TASK DESCRIPTION. Print the listing below exactly.

>> Start DATASET RECORDS

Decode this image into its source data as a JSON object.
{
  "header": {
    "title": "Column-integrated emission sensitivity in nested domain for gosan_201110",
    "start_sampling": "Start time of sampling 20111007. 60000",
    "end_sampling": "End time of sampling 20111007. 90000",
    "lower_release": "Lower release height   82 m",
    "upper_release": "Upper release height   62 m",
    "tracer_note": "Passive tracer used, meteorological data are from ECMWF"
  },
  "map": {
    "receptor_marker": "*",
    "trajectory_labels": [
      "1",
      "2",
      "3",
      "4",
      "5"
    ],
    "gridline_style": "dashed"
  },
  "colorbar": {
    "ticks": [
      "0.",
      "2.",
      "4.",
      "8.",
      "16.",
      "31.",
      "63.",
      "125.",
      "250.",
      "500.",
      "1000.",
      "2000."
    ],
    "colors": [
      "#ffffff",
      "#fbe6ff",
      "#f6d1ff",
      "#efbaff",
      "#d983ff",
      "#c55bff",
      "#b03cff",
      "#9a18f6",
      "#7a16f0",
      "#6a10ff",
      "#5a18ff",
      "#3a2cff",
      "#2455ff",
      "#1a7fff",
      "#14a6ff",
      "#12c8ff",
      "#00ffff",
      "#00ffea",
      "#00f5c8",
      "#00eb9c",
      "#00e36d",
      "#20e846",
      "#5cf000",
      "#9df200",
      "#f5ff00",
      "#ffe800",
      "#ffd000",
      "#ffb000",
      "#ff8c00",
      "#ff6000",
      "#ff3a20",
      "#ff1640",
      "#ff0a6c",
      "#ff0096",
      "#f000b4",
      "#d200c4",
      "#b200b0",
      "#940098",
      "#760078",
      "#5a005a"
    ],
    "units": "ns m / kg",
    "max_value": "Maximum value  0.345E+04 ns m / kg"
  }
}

>> End DATASET RECORDS

FULL OUTPUT.
Decode this image into its source data as a JSON object.
{
  "header": {
    "title": "Column-integrated emission sensitivity in nested domain for gosan_201110",
    "start_sampling": "Start time of sampling 20111007. 60000",
    "end_sampling": "End time of sampling 20111007. 90000",
    "lower_release": "Lower release height   82 m",
    "upper_release": "Upper release height   62 m",
    "tracer_note": "Passive tracer used, meteorological data are from ECMWF"
  },
  "map": {
    "receptor_marker": "*",
    "trajectory_labels": [
      "1",
      "2",
      "3",
      "4",
      "5"
    ],
    "gridline_style": "dashed"
  },
  "colorbar": {
    "ticks": [
      "0.",
      "2.",
      "4.",
      "8.",
      "16.",
      "31.",
      "63.",
      "125.",
      "250.",
      "500.",
      "1000.",
      "2000."
    ],
    "colors": [
      "#ffffff",
      "#fbe6ff",
      "#f6d1ff",
      "#efbaff",
      "#d983ff",
      "#c55bff",
      "#b03cff",
      "#9a18f6",
      "#7a16f0",
      "#6a10ff",
      "#5a18ff",
      "#3a2cff",
      "#2455ff",
      "#1a7fff",
      "#14a6ff",
      "#12c8ff",
      "#00ffff",
      "#00ffea",
      "#00f5c8",
      "#00eb9c",
      "#00e36d",
      "#20e846",
      "#5cf000",
      "#9df200",
      "#f5ff00",
      "#ffe800",
      "#ffd000",
      "#ffb000",
      "#ff8c00",
      "#ff6000",
      "#ff3a20",
      "#ff1640",
      "#ff0a6c",
      "#ff0096",
      "#f000b4",
      "#d200c4",
      "#b200b0",
      "#940098",
      "#760078",
      "#5a005a"
    ],
    "units": "ns m / kg",
    "max_value": "Maximum value  0.345E+04 ns m / kg"
  }
}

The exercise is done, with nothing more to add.